▶ _What you need to do_
Every record should be written out exactly, please.

▶ _Data to process_
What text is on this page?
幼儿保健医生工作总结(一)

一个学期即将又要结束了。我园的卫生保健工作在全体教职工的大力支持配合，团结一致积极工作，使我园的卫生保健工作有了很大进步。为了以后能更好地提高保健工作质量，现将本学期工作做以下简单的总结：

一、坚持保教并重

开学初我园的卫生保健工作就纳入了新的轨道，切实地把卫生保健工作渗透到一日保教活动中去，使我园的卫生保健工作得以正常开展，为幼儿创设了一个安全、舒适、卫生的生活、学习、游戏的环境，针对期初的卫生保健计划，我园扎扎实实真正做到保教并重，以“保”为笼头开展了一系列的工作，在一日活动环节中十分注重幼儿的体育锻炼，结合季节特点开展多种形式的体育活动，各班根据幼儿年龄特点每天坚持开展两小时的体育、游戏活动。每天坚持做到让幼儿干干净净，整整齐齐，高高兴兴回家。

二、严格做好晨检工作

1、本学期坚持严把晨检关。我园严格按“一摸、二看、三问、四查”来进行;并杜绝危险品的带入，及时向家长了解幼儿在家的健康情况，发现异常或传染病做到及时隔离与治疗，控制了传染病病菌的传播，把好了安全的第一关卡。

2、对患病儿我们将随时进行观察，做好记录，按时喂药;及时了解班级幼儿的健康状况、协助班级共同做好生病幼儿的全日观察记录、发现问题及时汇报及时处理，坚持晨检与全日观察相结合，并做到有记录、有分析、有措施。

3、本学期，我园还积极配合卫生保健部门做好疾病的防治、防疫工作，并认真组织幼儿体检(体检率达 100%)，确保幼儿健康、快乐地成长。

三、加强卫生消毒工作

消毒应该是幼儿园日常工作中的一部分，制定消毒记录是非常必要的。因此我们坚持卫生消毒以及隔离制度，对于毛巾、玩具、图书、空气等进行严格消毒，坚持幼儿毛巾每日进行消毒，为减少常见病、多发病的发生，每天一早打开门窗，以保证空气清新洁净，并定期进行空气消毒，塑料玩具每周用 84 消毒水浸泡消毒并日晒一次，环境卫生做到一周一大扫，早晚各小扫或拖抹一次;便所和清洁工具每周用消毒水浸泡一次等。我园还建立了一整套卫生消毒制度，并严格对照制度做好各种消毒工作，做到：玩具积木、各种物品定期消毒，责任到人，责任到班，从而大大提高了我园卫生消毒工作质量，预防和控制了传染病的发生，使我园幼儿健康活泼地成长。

▶ _Final answer_
What text is on this page?
幼儿保健医生工作总结(一)

一个学期即将又要结束了。我园的卫生保健工作在全体教职工的大力支持配合，团结一致积极工作，使我园的卫生保健工作有了很大进步。为了以后能更好地提高保健工作质量，现将本学期工作做以下简单的总结：

一、坚持保教并重

开学初我园的卫生保健工作就纳入了新的轨道，切实地把卫生保健工作渗透到一日保教活动中去，使我园的卫生保健工作得以正常开展，为幼儿创设了一个安全、舒适、卫生的生活、学习、游戏的环境，针对期初的卫生保健计划，我园扎扎实实真正做到保教并重，以“保”为笼头开展了一系列的工作，在一日活动环节中十分注重幼儿的体育锻炼，结合季节特点开展多种形式的体育活动，各班根据幼儿年龄特点每天坚持开展两小时的体育、游戏活动。每天坚持做到让幼儿干干净净，整整齐齐，高高兴兴回家。

二、严格做好晨检工作

1、本学期坚持严把晨检关。我园严格按“一摸、二看、三问、四查”来进行;并杜绝危险品的带入，及时向家长了解幼儿在家的健康情况，发现异常或传染病做到及时隔离与治疗，控制了传染病病菌的传播，把好了安全的第一关卡。

2、对患病儿我们将随时进行观察，做好记录，按时喂药;及时了解班级幼儿的健康状况、协助班级共同做好生病幼儿的全日观察记录、发现问题及时汇报及时处理，坚持晨检与全日观察相结合，并做到有记录、有分析、有措施。

3、本学期，我园还积极配合卫生保健部门做好疾病的防治、防疫工作，并认真组织幼儿体检(体检率达 100%)，确保幼儿健康、快乐地成长。

三、加强卫生消毒工作

消毒应该是幼儿园日常工作中的一部分，制定消毒记录是非常必要的。因此我们坚持卫生消毒以及隔离制度，对于毛巾、玩具、图书、空气等进行严格消毒，坚持幼儿毛巾每日进行消毒，为减少常见病、多发病的发生，每天一早打开门窗，以保证空气清新洁净，并定期进行空气消毒，塑料玩具每周用 84 消毒水浸泡消毒并日晒一次，环境卫生做到一周一大扫，早晚各小扫或拖抹一次;便所和清洁工具每周用消毒水浸泡一次等。我园还建立了一整套卫生消毒制度，并严格对照制度做好各种消毒工作，做到：玩具积木、各种物品定期消毒，责任到人，责任到班，从而大大提高了我园卫生消毒工作质量，预防和控制了传染病的发生，使我园幼儿健康活泼地成长。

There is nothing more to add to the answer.